> **Listed records**:

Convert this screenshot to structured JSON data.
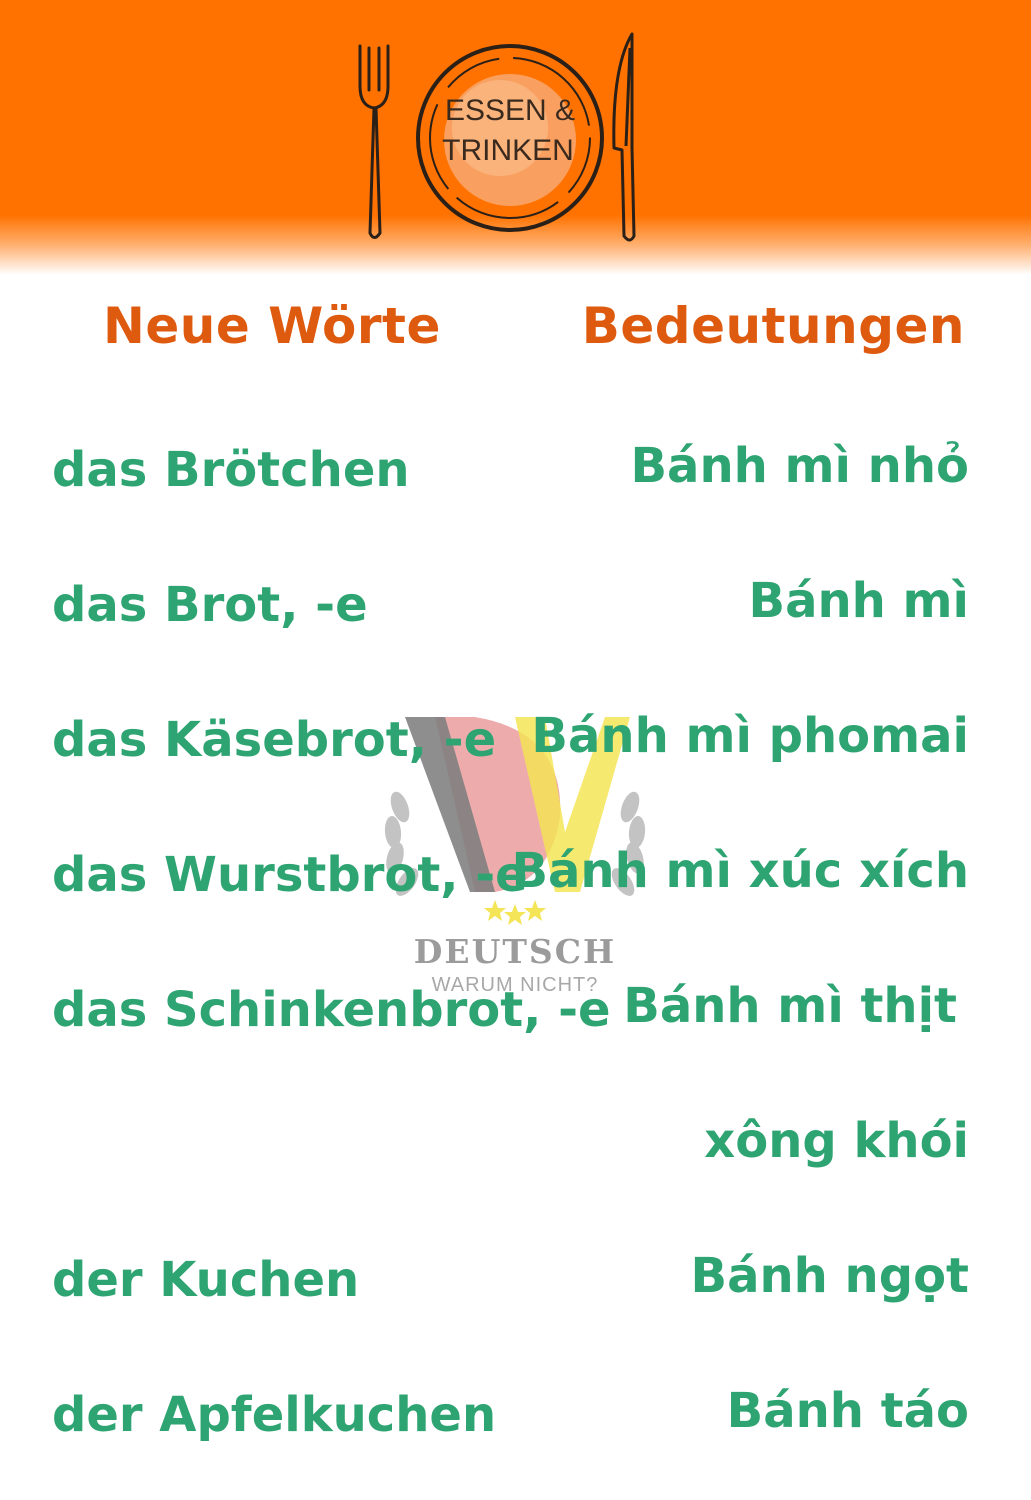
{
  "header": {
    "logo": {
      "line1": "ESSEN &",
      "line2": "TRINKEN",
      "icons": [
        "fork-icon",
        "plate-icon",
        "knife-icon"
      ]
    }
  },
  "columns": {
    "left_heading": "Neue Wörte",
    "right_heading": "Bedeutungen"
  },
  "vocabulary": [
    {
      "word": "das Brötchen",
      "meaning": "Bánh mì nhỏ"
    },
    {
      "word": "das Brot, -e",
      "meaning": "Bánh mì"
    },
    {
      "word": "das Käsebrot, -e",
      "meaning": "Bánh mì phomai"
    },
    {
      "word": "das Wurstbrot, -e",
      "meaning": "Bánh mì xúc xích"
    },
    {
      "word": "das Schinkenbrot, -e",
      "meaning": "Bánh mì thịt",
      "meaning_cont": "xông khói"
    },
    {
      "word": "der Kuchen",
      "meaning": "Bánh ngọt"
    },
    {
      "word": "der Apfelkuchen",
      "meaning": "Bánh táo"
    }
  ],
  "watermark": {
    "brand": "DEUTSCH",
    "tagline": "WARUM NICHT?",
    "icon": "dw-laurel-logo"
  },
  "colors": {
    "banner": "#ff7200",
    "heading": "#de5a0f",
    "word": "#2ea472"
  }
}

> **What to work on**: Every entry should be returned exactly as written, minus the pictures.

> **Answer below**:
Convert this screenshot to structured JSON data.
{
  "header": {
    "logo": {
      "line1": "ESSEN &",
      "line2": "TRINKEN",
      "icons": [
        "fork-icon",
        "plate-icon",
        "knife-icon"
      ]
    }
  },
  "columns": {
    "left_heading": "Neue Wörte",
    "right_heading": "Bedeutungen"
  },
  "vocabulary": [
    {
      "word": "das Brötchen",
      "meaning": "Bánh mì nhỏ"
    },
    {
      "word": "das Brot, -e",
      "meaning": "Bánh mì"
    },
    {
      "word": "das Käsebrot, -e",
      "meaning": "Bánh mì phomai"
    },
    {
      "word": "das Wurstbrot, -e",
      "meaning": "Bánh mì xúc xích"
    },
    {
      "word": "das Schinkenbrot, -e",
      "meaning": "Bánh mì thịt",
      "meaning_cont": "xông khói"
    },
    {
      "word": "der Kuchen",
      "meaning": "Bánh ngọt"
    },
    {
      "word": "der Apfelkuchen",
      "meaning": "Bánh táo"
    }
  ],
  "watermark": {
    "brand": "DEUTSCH",
    "tagline": "WARUM NICHT?",
    "icon": "dw-laurel-logo"
  },
  "colors": {
    "banner": "#ff7200",
    "heading": "#de5a0f",
    "word": "#2ea472"
  }
}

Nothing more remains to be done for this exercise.